● Given exercise: Repeat the data verbatim.

● Given records:
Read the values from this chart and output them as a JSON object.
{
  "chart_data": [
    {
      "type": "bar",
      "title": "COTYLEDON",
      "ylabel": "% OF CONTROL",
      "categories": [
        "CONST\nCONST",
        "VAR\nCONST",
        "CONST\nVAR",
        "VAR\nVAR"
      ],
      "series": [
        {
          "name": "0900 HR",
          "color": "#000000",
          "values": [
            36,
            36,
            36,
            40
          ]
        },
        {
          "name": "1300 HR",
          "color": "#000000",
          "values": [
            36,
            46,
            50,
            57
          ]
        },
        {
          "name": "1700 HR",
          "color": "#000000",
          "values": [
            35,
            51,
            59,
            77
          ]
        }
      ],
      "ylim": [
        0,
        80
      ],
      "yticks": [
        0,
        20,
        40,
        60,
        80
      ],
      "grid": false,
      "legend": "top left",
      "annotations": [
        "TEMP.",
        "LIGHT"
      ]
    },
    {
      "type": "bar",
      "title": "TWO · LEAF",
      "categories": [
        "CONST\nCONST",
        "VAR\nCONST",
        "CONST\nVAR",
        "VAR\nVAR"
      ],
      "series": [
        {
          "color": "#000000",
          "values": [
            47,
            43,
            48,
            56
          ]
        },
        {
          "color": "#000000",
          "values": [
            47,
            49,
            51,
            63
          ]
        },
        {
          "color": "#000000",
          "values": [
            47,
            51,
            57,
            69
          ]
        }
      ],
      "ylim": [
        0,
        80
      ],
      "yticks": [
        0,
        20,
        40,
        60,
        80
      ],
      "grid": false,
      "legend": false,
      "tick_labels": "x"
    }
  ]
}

● Reply:
Read the values from this chart and output them as a JSON object.
{
  "chart_data": [
    {
      "type": "bar",
      "title": "COTYLEDON",
      "ylabel": "% OF CONTROL",
      "categories": [
        "CONST\nCONST",
        "VAR\nCONST",
        "CONST\nVAR",
        "VAR\nVAR"
      ],
      "series": [
        {
          "name": "0900 HR",
          "color": "#000000",
          "values": [
            36,
            36,
            36,
            40
          ]
        },
        {
          "name": "1300 HR",
          "color": "#000000",
          "values": [
            36,
            46,
            50,
            57
          ]
        },
        {
          "name": "1700 HR",
          "color": "#000000",
          "values": [
            35,
            51,
            59,
            77
          ]
        }
      ],
      "ylim": [
        0,
        80
      ],
      "yticks": [
        0,
        20,
        40,
        60,
        80
      ],
      "grid": false,
      "legend": "top left",
      "annotations": [
        "TEMP.",
        "LIGHT"
      ]
    },
    {
      "type": "bar",
      "title": "TWO · LEAF",
      "categories": [
        "CONST\nCONST",
        "VAR\nCONST",
        "CONST\nVAR",
        "VAR\nVAR"
      ],
      "series": [
        {
          "color": "#000000",
          "values": [
            47,
            43,
            48,
            56
          ]
        },
        {
          "color": "#000000",
          "values": [
            47,
            49,
            51,
            63
          ]
        },
        {
          "color": "#000000",
          "values": [
            47,
            51,
            57,
            69
          ]
        }
      ],
      "ylim": [
        0,
        80
      ],
      "yticks": [
        0,
        20,
        40,
        60,
        80
      ],
      "grid": false,
      "legend": false,
      "tick_labels": "x"
    }
  ]
}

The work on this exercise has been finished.